▸ **DIRECTIVE**
Scan the listing that follows and report how many lines contain "girls". Write the number alone.

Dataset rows
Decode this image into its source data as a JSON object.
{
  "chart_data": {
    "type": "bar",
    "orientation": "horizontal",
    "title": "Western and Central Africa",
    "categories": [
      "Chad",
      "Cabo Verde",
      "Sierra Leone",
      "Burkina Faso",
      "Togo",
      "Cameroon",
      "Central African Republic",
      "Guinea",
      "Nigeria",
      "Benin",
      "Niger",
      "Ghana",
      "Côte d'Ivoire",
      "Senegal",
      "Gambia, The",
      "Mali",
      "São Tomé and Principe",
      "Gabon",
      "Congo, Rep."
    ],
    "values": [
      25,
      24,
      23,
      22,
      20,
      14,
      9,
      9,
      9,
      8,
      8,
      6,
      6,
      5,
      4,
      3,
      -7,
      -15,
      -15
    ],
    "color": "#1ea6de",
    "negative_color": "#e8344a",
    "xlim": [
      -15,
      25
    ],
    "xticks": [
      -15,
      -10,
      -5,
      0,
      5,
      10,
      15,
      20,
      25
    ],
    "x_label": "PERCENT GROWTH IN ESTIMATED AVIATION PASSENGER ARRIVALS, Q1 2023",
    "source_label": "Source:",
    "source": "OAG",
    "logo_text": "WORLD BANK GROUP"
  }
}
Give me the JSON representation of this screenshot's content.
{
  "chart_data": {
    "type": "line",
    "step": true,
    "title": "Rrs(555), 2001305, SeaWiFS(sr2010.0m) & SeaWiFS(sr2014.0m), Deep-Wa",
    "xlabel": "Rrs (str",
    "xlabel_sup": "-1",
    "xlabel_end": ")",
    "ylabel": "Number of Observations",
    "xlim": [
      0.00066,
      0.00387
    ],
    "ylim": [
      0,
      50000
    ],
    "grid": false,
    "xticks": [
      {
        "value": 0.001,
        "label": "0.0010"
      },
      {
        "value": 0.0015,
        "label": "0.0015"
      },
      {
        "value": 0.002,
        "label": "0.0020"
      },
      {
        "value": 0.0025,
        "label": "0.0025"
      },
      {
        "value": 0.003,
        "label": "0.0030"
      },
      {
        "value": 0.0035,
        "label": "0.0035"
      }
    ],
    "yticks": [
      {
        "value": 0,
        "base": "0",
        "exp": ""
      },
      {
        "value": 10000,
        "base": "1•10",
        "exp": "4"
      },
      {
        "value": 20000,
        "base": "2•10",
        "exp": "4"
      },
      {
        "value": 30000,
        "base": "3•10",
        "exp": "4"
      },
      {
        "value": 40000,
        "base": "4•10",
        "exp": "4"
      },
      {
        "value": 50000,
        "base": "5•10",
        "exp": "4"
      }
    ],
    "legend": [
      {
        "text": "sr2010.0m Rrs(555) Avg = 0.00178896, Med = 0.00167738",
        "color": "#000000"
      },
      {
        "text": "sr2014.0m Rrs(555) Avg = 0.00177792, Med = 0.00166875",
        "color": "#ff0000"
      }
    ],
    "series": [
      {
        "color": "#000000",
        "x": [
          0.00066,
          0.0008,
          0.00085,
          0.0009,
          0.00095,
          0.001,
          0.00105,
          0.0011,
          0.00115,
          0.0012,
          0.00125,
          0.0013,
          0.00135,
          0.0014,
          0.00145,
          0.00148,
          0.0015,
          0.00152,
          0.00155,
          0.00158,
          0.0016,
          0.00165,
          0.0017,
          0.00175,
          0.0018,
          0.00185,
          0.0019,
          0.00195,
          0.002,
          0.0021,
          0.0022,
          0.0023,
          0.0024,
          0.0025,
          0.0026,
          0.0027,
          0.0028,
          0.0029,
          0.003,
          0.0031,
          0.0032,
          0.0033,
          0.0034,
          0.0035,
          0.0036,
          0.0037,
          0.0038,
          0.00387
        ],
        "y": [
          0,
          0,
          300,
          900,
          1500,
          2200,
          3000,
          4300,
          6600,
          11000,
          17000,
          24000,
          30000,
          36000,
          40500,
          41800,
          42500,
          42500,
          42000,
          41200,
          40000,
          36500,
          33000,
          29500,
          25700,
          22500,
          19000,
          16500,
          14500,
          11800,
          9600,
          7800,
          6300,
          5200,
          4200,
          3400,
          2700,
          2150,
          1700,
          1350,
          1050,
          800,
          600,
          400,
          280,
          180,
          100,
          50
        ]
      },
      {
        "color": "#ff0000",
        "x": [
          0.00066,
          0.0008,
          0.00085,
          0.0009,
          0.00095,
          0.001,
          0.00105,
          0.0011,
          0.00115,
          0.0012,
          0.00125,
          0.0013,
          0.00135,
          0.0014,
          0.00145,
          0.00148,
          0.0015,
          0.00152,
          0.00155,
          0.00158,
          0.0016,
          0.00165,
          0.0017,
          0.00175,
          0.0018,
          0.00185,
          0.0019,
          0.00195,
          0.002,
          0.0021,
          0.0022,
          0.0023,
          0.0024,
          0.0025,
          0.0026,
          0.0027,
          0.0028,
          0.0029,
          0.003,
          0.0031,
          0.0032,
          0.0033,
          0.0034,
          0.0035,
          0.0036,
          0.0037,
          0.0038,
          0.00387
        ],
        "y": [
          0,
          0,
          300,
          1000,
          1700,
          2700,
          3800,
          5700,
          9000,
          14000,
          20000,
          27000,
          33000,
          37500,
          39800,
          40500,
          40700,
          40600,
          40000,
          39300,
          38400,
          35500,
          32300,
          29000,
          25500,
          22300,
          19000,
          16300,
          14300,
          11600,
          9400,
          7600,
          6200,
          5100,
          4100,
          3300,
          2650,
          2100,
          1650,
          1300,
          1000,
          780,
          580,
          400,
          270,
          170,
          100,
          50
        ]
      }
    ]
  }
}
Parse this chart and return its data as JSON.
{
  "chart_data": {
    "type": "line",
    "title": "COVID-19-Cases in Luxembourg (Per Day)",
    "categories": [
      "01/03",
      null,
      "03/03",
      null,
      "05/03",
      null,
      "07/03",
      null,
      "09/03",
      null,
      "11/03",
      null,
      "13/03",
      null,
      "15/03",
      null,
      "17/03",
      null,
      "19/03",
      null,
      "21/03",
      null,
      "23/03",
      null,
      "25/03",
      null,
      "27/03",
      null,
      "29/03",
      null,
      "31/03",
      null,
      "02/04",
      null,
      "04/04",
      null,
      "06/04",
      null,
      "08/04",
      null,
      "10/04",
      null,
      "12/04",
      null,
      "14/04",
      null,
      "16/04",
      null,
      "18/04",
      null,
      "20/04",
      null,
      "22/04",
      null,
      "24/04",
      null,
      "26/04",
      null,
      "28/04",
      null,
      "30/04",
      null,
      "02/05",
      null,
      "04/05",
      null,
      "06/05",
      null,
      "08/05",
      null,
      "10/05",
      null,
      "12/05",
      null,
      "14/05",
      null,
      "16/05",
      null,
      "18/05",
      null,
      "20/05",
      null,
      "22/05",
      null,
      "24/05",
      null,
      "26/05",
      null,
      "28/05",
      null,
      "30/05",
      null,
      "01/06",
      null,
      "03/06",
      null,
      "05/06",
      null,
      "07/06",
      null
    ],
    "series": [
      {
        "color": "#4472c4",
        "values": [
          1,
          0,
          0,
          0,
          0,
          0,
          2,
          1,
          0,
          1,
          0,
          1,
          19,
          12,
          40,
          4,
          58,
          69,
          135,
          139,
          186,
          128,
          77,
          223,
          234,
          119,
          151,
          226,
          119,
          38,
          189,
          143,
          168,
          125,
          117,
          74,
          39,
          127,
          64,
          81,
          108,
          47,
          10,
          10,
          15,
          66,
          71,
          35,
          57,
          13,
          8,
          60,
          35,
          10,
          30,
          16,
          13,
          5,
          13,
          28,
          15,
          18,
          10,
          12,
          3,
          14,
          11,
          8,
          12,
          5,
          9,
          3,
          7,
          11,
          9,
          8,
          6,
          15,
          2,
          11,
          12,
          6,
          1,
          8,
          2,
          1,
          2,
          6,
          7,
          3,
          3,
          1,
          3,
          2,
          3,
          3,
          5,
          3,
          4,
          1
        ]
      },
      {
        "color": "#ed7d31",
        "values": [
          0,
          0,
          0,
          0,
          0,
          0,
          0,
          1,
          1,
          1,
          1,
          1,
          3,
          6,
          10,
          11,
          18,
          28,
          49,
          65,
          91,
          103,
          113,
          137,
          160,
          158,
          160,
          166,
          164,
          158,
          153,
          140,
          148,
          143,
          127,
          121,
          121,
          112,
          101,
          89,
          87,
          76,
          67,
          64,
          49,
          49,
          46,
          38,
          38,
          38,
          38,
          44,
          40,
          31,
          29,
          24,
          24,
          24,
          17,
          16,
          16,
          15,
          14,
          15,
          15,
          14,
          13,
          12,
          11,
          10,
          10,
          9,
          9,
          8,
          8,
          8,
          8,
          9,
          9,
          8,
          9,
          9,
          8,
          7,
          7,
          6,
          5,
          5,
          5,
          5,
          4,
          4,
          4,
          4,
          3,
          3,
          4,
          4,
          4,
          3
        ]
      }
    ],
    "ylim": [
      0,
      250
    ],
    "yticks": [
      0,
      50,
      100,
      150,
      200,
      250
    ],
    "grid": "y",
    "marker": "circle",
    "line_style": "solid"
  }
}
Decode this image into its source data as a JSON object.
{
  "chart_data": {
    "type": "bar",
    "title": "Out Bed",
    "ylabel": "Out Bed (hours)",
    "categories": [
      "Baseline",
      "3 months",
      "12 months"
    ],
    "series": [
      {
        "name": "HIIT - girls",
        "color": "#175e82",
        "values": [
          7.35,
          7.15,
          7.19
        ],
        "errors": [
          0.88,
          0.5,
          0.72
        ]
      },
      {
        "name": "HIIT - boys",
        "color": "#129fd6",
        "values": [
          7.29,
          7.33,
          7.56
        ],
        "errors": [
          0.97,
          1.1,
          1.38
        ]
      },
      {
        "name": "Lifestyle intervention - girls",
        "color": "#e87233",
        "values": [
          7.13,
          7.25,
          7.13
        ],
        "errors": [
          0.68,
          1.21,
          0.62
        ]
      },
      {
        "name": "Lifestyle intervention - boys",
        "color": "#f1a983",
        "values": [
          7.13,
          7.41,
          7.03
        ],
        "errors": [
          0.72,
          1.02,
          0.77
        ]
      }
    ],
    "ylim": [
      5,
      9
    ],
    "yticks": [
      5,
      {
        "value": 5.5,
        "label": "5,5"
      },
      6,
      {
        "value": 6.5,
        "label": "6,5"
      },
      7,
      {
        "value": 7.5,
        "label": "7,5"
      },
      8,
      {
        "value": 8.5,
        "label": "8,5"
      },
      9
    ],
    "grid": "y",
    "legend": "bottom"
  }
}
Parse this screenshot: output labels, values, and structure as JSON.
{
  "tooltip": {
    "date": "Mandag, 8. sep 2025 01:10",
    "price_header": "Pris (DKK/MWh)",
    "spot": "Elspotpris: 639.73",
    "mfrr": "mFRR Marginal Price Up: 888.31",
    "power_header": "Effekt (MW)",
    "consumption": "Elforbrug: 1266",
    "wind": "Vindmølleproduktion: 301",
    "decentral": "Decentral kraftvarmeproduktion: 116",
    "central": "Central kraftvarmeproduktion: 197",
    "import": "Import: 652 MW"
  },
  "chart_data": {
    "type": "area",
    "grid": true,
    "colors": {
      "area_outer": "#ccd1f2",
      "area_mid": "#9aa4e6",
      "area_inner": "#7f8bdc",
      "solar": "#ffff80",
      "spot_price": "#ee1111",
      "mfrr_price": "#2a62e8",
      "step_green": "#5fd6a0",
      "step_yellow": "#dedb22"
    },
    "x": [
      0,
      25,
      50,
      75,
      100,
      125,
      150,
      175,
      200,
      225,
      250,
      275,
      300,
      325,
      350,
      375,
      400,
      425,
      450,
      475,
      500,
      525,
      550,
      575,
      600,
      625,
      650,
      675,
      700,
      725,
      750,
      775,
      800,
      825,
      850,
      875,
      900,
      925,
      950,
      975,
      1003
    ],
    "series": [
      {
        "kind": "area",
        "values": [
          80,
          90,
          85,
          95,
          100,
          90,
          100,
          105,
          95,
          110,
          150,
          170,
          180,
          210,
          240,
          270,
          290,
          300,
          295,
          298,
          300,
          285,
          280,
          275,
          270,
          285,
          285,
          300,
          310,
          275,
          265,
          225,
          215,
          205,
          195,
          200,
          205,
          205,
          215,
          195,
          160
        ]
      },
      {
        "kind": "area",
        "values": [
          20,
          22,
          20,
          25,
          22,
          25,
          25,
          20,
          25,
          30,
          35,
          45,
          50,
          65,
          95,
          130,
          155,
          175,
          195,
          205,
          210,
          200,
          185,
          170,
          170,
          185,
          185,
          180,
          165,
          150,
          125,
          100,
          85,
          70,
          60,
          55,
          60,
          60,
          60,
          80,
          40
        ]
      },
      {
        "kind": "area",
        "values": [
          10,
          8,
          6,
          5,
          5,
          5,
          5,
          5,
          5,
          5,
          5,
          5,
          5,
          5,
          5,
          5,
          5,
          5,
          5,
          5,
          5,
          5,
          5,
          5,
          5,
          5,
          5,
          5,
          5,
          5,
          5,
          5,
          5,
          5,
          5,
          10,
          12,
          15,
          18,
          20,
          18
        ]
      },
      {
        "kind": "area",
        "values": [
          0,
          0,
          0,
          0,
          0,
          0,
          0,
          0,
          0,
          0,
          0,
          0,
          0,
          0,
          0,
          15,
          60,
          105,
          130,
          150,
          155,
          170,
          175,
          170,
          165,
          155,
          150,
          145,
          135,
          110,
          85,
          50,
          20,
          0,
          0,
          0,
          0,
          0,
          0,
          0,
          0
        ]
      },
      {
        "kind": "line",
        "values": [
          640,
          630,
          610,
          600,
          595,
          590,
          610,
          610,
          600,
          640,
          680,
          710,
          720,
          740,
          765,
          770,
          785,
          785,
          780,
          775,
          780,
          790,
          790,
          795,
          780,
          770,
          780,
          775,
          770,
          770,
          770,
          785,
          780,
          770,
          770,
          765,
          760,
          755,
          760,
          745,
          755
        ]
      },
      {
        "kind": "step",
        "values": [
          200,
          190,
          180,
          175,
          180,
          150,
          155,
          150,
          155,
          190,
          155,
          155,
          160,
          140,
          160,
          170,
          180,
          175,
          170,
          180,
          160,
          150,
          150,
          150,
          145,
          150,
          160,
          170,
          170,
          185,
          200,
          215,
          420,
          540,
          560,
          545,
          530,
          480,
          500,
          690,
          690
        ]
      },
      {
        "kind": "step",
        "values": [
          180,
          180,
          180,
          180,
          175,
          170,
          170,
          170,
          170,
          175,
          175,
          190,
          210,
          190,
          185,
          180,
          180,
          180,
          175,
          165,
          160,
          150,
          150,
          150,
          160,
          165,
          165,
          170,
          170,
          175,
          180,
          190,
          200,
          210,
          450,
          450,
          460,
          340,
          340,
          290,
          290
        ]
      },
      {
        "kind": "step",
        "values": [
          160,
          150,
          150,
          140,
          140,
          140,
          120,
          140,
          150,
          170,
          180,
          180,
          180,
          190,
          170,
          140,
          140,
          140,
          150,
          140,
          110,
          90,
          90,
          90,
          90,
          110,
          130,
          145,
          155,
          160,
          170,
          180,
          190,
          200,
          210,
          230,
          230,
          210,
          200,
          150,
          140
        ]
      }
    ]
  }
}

▸ **ANSWER**
2